* _THE EXERCISE_: Without the pictures, copy all the entries below exactly.
# # # # # # #
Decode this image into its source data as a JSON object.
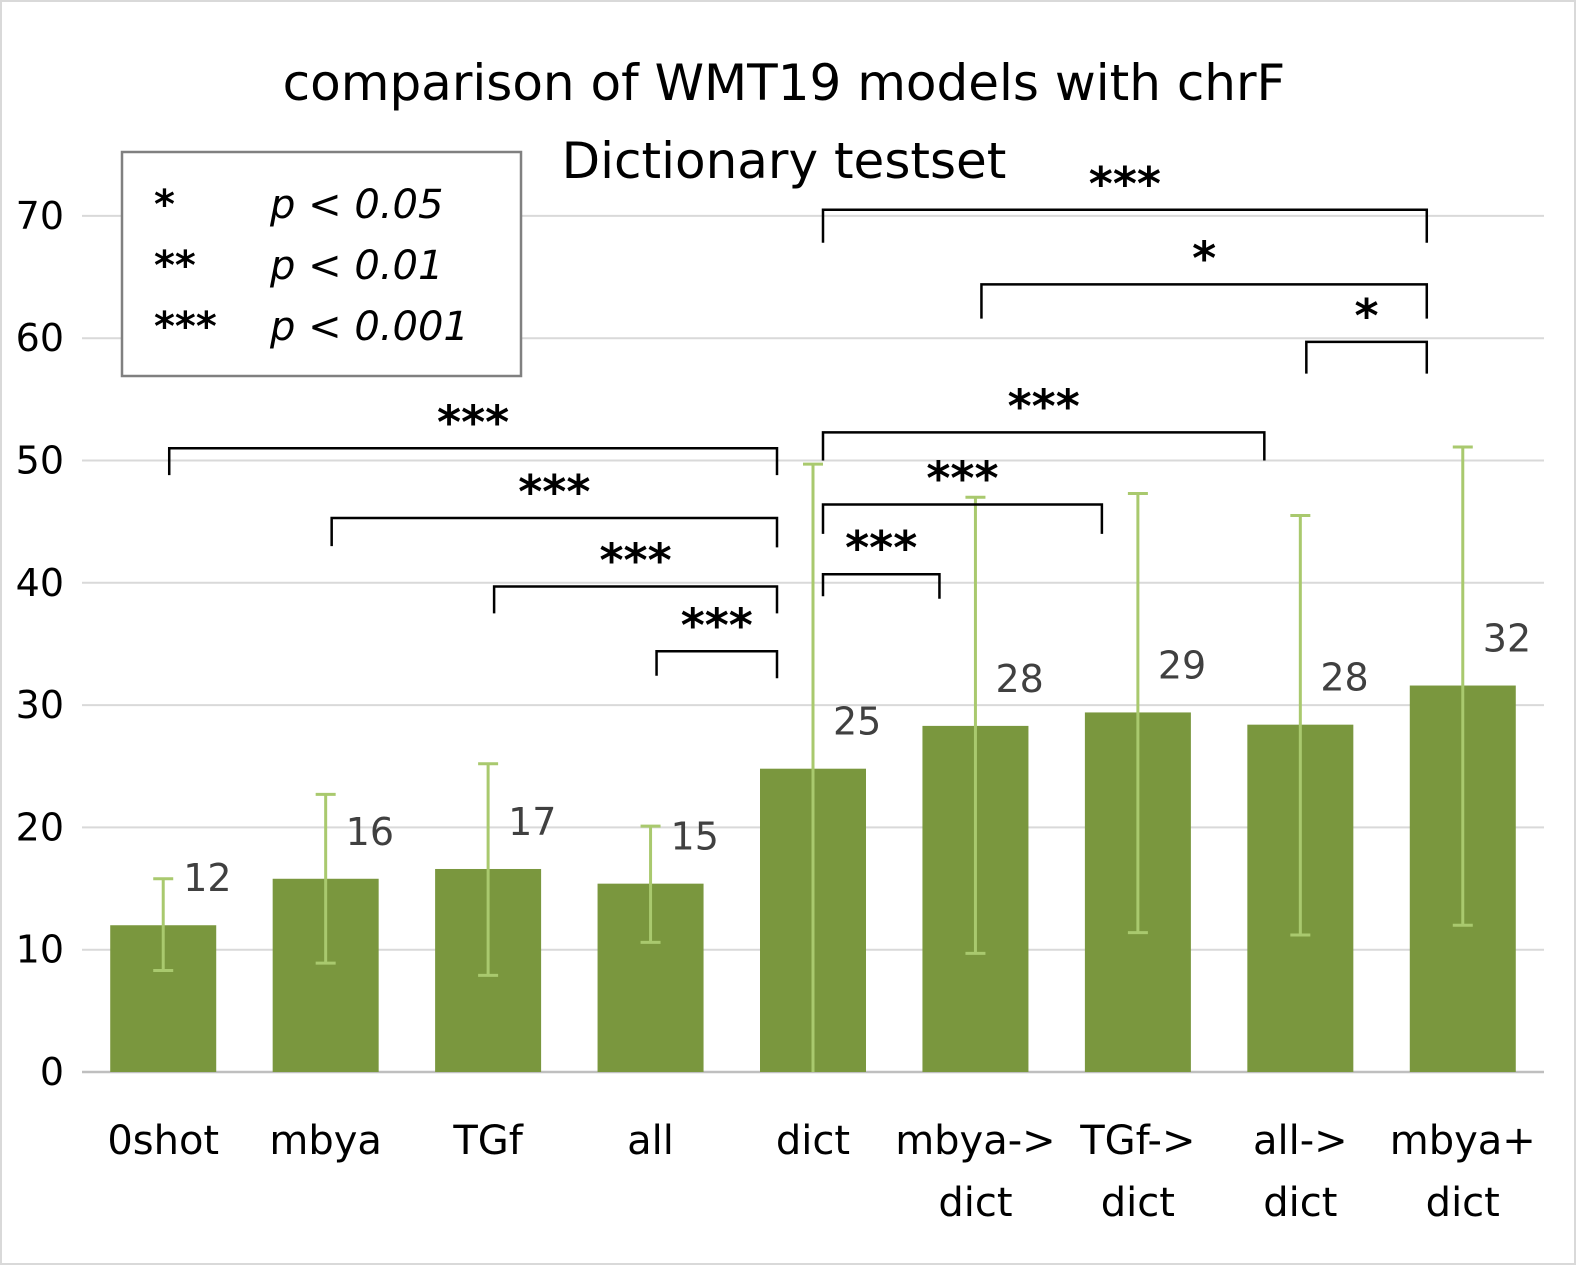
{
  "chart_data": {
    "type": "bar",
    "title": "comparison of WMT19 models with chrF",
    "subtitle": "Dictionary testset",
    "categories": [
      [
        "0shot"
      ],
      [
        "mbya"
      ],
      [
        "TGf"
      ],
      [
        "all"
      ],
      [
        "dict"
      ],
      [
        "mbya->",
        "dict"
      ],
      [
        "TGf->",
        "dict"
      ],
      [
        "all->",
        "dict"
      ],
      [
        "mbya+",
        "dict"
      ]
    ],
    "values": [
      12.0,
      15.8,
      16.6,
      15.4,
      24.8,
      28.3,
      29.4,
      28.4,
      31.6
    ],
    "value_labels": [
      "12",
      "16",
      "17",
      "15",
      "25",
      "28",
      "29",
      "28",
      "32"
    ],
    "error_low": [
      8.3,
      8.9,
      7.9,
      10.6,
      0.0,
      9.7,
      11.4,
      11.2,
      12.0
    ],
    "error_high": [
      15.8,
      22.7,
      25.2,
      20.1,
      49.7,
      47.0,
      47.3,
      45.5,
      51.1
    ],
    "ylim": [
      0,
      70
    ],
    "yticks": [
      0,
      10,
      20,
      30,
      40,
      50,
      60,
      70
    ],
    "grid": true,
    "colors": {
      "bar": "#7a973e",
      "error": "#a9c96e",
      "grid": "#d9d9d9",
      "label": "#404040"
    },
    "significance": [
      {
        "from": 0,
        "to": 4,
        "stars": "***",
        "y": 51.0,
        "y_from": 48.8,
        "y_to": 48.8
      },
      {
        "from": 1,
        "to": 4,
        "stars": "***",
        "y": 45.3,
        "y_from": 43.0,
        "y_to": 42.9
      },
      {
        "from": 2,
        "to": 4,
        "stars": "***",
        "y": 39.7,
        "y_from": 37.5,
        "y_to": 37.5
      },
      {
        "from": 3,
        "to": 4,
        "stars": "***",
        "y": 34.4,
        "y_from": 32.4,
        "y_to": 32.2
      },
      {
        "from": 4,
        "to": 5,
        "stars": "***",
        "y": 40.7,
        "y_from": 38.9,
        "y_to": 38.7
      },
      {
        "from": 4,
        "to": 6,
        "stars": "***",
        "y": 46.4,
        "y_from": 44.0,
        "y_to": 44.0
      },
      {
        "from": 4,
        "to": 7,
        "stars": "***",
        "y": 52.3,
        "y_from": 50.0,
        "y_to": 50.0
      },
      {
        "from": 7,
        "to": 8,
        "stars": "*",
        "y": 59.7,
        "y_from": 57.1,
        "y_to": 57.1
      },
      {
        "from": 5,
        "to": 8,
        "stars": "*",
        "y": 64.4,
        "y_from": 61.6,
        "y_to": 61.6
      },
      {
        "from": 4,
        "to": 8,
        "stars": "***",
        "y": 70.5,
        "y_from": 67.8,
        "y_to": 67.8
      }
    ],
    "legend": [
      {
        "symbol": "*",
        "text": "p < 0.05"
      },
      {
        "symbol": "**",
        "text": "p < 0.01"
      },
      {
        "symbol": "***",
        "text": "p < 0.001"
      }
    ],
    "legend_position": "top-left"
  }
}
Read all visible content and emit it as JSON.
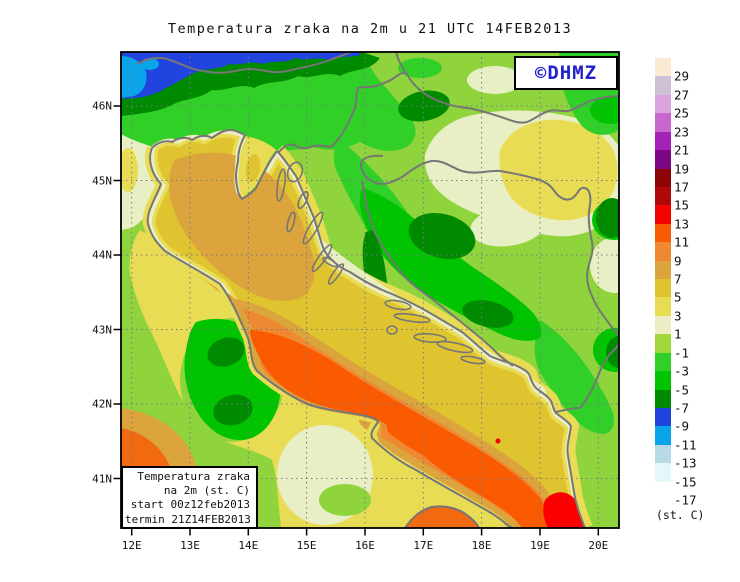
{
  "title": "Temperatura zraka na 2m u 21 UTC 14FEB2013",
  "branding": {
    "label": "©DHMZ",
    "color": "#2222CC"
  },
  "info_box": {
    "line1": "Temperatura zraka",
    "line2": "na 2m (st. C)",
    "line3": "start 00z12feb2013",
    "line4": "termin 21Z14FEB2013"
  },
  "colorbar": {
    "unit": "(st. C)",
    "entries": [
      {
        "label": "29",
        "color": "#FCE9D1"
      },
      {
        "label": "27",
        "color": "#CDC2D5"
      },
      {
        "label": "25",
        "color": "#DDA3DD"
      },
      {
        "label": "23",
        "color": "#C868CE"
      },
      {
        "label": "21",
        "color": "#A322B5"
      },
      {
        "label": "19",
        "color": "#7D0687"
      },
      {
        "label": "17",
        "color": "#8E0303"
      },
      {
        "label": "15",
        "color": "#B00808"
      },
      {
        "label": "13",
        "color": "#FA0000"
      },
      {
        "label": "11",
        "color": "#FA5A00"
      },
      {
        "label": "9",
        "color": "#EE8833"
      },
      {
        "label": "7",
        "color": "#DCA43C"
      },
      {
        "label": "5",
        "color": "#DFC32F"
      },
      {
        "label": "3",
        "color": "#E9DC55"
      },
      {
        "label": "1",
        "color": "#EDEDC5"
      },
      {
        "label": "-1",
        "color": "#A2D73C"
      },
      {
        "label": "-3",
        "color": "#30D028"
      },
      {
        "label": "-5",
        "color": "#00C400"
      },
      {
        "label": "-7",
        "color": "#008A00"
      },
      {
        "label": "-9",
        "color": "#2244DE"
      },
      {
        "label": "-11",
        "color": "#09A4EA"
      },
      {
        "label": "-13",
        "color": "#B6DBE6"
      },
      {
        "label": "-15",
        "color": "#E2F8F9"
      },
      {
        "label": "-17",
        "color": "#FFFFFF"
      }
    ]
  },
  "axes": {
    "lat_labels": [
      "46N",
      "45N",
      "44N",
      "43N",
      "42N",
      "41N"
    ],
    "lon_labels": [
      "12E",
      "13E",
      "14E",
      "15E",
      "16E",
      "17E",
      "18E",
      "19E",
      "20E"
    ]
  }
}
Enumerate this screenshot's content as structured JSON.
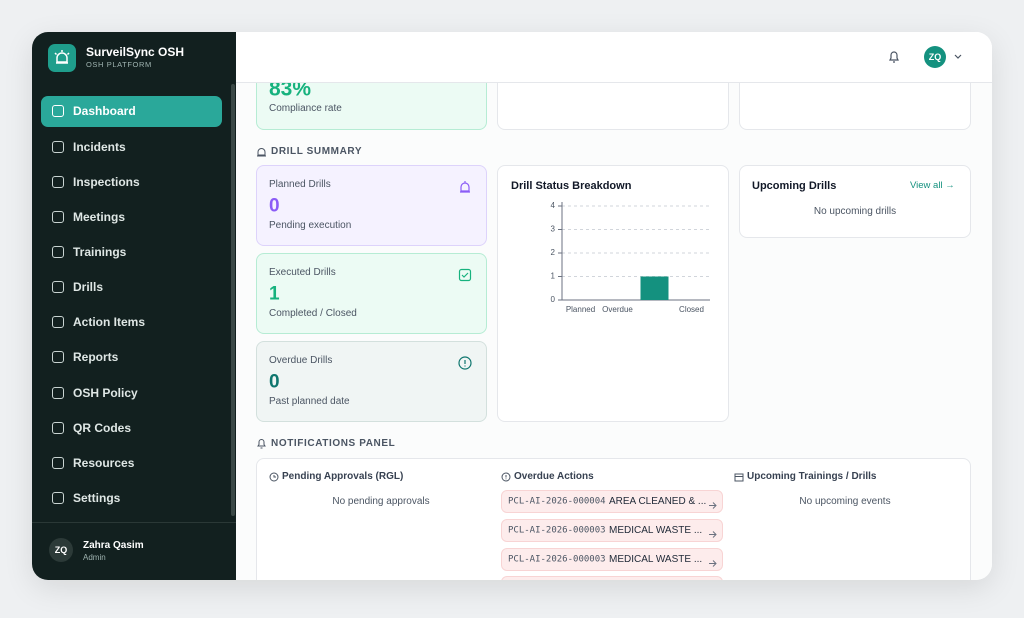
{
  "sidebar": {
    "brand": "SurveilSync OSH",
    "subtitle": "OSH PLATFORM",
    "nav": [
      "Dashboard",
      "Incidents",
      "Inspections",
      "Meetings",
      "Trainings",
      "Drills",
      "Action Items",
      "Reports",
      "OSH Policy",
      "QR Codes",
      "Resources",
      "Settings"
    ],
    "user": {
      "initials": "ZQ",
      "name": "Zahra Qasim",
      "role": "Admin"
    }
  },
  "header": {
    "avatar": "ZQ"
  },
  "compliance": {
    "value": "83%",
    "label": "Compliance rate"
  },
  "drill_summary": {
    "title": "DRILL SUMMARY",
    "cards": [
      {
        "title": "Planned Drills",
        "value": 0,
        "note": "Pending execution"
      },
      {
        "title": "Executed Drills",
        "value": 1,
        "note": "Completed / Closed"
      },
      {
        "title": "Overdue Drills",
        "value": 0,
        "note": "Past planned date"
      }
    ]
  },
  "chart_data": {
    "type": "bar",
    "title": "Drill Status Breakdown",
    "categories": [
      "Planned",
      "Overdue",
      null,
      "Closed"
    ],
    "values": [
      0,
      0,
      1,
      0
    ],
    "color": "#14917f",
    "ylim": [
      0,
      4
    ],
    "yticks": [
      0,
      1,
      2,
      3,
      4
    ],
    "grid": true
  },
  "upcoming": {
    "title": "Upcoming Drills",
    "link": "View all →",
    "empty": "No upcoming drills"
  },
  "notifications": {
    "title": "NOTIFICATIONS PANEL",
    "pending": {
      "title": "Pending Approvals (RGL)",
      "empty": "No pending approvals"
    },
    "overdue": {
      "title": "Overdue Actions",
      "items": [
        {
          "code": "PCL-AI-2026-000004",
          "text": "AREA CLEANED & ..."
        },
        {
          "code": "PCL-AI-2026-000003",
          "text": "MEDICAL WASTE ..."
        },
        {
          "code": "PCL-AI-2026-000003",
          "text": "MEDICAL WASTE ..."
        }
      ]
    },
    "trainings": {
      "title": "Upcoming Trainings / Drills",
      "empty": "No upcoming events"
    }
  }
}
# # # # # # #
* _EXERCISE RESULT_:
Decode this image into its source data as a JSON object.
{
  "chart_data": {
    "type": "bar",
    "title": "comparison of WMT19 models with chrF",
    "subtitle": "Dictionary testset",
    "categories": [
      [
        "0shot"
      ],
      [
        "mbya"
      ],
      [
        "TGf"
      ],
      [
        "all"
      ],
      [
        "dict"
      ],
      [
        "mbya->",
        "dict"
      ],
      [
        "TGf->",
        "dict"
      ],
      [
        "all->",
        "dict"
      ],
      [
        "mbya+",
        "dict"
      ]
    ],
    "values": [
      12.0,
      15.8,
      16.6,
      15.4,
      24.8,
      28.3,
      29.4,
      28.4,
      31.6
    ],
    "value_labels": [
      "12",
      "16",
      "17",
      "15",
      "25",
      "28",
      "29",
      "28",
      "32"
    ],
    "error_low": [
      8.3,
      8.9,
      7.9,
      10.6,
      0.0,
      9.7,
      11.4,
      11.2,
      12.0
    ],
    "error_high": [
      15.8,
      22.7,
      25.2,
      20.1,
      49.7,
      47.0,
      47.3,
      45.5,
      51.1
    ],
    "ylim": [
      0,
      70
    ],
    "yticks": [
      0,
      10,
      20,
      30,
      40,
      50,
      60,
      70
    ],
    "grid": true,
    "colors": {
      "bar": "#7a973e",
      "error": "#a9c96e",
      "grid": "#d9d9d9",
      "label": "#404040"
    },
    "significance": [
      {
        "from": 0,
        "to": 4,
        "stars": "***",
        "y": 51.0,
        "y_from": 48.8,
        "y_to": 48.8
      },
      {
        "from": 1,
        "to": 4,
        "stars": "***",
        "y": 45.3,
        "y_from": 43.0,
        "y_to": 42.9
      },
      {
        "from": 2,
        "to": 4,
        "stars": "***",
        "y": 39.7,
        "y_from": 37.5,
        "y_to": 37.5
      },
      {
        "from": 3,
        "to": 4,
        "stars": "***",
        "y": 34.4,
        "y_from": 32.4,
        "y_to": 32.2
      },
      {
        "from": 4,
        "to": 5,
        "stars": "***",
        "y": 40.7,
        "y_from": 38.9,
        "y_to": 38.7
      },
      {
        "from": 4,
        "to": 6,
        "stars": "***",
        "y": 46.4,
        "y_from": 44.0,
        "y_to": 44.0
      },
      {
        "from": 4,
        "to": 7,
        "stars": "***",
        "y": 52.3,
        "y_from": 50.0,
        "y_to": 50.0
      },
      {
        "from": 7,
        "to": 8,
        "stars": "*",
        "y": 59.7,
        "y_from": 57.1,
        "y_to": 57.1
      },
      {
        "from": 5,
        "to": 8,
        "stars": "*",
        "y": 64.4,
        "y_from": 61.6,
        "y_to": 61.6
      },
      {
        "from": 4,
        "to": 8,
        "stars": "***",
        "y": 70.5,
        "y_from": 67.8,
        "y_to": 67.8
      }
    ],
    "legend": [
      {
        "symbol": "*",
        "text": "p < 0.05"
      },
      {
        "symbol": "**",
        "text": "p < 0.01"
      },
      {
        "symbol": "***",
        "text": "p < 0.001"
      }
    ],
    "legend_position": "top-left"
  }
}
Read all visible content and emit it as JSON.
{
  "title": "Temperatura zraka na 2m u 21 UTC 14FEB2013",
  "branding": {
    "label": "©DHMZ",
    "color": "#2222CC"
  },
  "info_box": {
    "line1": "Temperatura zraka",
    "line2": "na 2m (st. C)",
    "line3": "start 00z12feb2013",
    "line4": "termin 21Z14FEB2013"
  },
  "colorbar": {
    "unit": "(st. C)",
    "entries": [
      {
        "label": "29",
        "color": "#FCE9D1"
      },
      {
        "label": "27",
        "color": "#CDC2D5"
      },
      {
        "label": "25",
        "color": "#DDA3DD"
      },
      {
        "label": "23",
        "color": "#C868CE"
      },
      {
        "label": "21",
        "color": "#A322B5"
      },
      {
        "label": "19",
        "color": "#7D0687"
      },
      {
        "label": "17",
        "color": "#8E0303"
      },
      {
        "label": "15",
        "color": "#B00808"
      },
      {
        "label": "13",
        "color": "#FA0000"
      },
      {
        "label": "11",
        "color": "#FA5A00"
      },
      {
        "label": "9",
        "color": "#EE8833"
      },
      {
        "label": "7",
        "color": "#DCA43C"
      },
      {
        "label": "5",
        "color": "#DFC32F"
      },
      {
        "label": "3",
        "color": "#E9DC55"
      },
      {
        "label": "1",
        "color": "#EDEDC5"
      },
      {
        "label": "-1",
        "color": "#A2D73C"
      },
      {
        "label": "-3",
        "color": "#30D028"
      },
      {
        "label": "-5",
        "color": "#00C400"
      },
      {
        "label": "-7",
        "color": "#008A00"
      },
      {
        "label": "-9",
        "color": "#2244DE"
      },
      {
        "label": "-11",
        "color": "#09A4EA"
      },
      {
        "label": "-13",
        "color": "#B6DBE6"
      },
      {
        "label": "-15",
        "color": "#E2F8F9"
      },
      {
        "label": "-17",
        "color": "#FFFFFF"
      }
    ]
  },
  "axes": {
    "lat_labels": [
      "46N",
      "45N",
      "44N",
      "43N",
      "42N",
      "41N"
    ],
    "lon_labels": [
      "12E",
      "13E",
      "14E",
      "15E",
      "16E",
      "17E",
      "18E",
      "19E",
      "20E"
    ]
  }
}
Enumerate this screenshot's content as structured JSON.
{
  "sidebar": {
    "brand": "SurveilSync OSH",
    "subtitle": "OSH PLATFORM",
    "nav": [
      "Dashboard",
      "Incidents",
      "Inspections",
      "Meetings",
      "Trainings",
      "Drills",
      "Action Items",
      "Reports",
      "OSH Policy",
      "QR Codes",
      "Resources",
      "Settings"
    ],
    "user": {
      "initials": "ZQ",
      "name": "Zahra Qasim",
      "role": "Admin"
    }
  },
  "header": {
    "avatar": "ZQ"
  },
  "compliance": {
    "value": "83%",
    "label": "Compliance rate"
  },
  "drill_summary": {
    "title": "DRILL SUMMARY",
    "cards": [
      {
        "title": "Planned Drills",
        "value": 0,
        "note": "Pending execution"
      },
      {
        "title": "Executed Drills",
        "value": 1,
        "note": "Completed / Closed"
      },
      {
        "title": "Overdue Drills",
        "value": 0,
        "note": "Past planned date"
      }
    ]
  },
  "chart_data": {
    "type": "bar",
    "title": "Drill Status Breakdown",
    "categories": [
      "Planned",
      "Overdue",
      null,
      "Closed"
    ],
    "values": [
      0,
      0,
      1,
      0
    ],
    "color": "#14917f",
    "ylim": [
      0,
      4
    ],
    "yticks": [
      0,
      1,
      2,
      3,
      4
    ],
    "grid": true
  },
  "upcoming": {
    "title": "Upcoming Drills",
    "link": "View all →",
    "empty": "No upcoming drills"
  },
  "notifications": {
    "title": "NOTIFICATIONS PANEL",
    "pending": {
      "title": "Pending Approvals (RGL)",
      "empty": "No pending approvals"
    },
    "overdue": {
      "title": "Overdue Actions",
      "items": [
        {
          "code": "PCL-AI-2026-000004",
          "text": "AREA CLEANED & ..."
        },
        {
          "code": "PCL-AI-2026-000003",
          "text": "MEDICAL WASTE ..."
        },
        {
          "code": "PCL-AI-2026-000003",
          "text": "MEDICAL WASTE ..."
        }
      ]
    },
    "trainings": {
      "title": "Upcoming Trainings / Drills",
      "empty": "No upcoming events"
    }
  }
}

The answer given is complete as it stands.